# Exercise requirements
Return all lines in the material below that contain "JSON".

————

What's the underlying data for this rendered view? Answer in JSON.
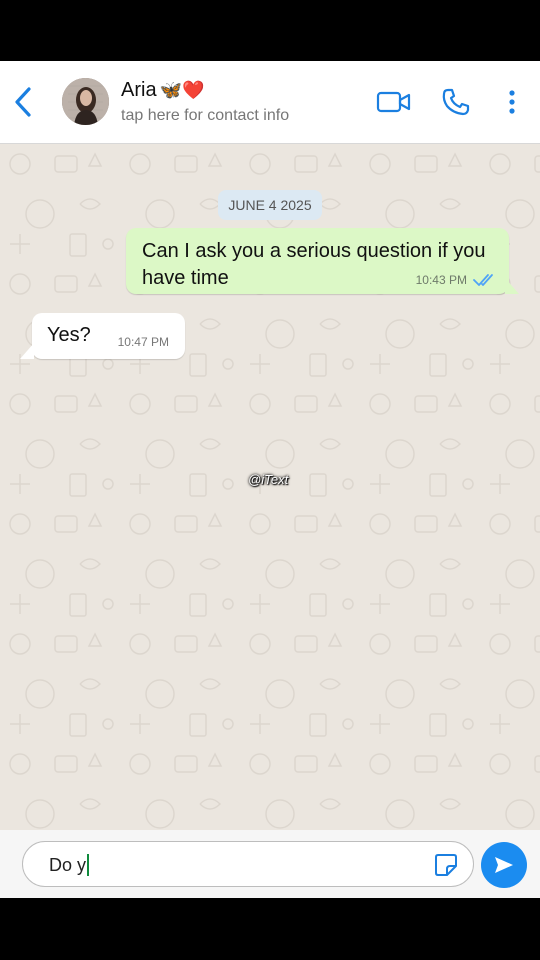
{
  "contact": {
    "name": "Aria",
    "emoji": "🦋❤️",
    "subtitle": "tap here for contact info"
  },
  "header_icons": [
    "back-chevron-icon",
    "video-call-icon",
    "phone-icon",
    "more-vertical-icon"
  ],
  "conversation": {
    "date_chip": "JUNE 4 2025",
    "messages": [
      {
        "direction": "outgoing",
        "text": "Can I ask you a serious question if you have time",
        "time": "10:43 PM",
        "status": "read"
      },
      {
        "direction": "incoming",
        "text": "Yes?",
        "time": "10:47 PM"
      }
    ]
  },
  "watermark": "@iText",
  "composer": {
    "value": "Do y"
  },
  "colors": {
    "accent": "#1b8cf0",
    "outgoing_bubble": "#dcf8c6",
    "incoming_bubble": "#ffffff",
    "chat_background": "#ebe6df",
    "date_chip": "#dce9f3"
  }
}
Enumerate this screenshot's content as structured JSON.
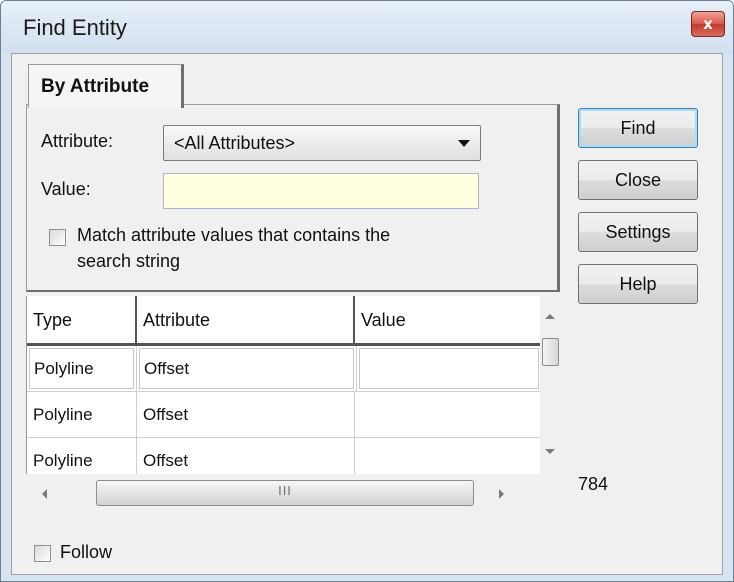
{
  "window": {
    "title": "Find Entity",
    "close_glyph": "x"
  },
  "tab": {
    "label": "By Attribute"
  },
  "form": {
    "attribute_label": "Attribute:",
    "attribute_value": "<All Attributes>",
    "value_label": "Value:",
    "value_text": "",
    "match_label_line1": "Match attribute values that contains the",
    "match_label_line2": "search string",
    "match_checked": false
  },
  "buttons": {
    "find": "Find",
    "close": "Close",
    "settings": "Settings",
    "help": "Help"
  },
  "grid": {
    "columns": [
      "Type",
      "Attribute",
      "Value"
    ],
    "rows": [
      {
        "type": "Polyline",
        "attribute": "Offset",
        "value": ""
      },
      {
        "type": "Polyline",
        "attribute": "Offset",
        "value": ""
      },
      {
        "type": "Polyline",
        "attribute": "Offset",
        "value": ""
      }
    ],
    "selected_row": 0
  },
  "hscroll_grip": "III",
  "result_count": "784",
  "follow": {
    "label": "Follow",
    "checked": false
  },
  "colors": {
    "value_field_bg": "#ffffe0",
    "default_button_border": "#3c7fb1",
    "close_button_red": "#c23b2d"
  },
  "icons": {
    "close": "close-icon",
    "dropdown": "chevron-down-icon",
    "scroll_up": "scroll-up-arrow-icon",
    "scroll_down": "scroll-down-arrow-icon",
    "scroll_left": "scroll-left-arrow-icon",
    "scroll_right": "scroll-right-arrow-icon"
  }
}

————

# Response
What's the underlying data for this rendered view? Answer in JSON.
Enumerate this screenshot's content as structured JSON.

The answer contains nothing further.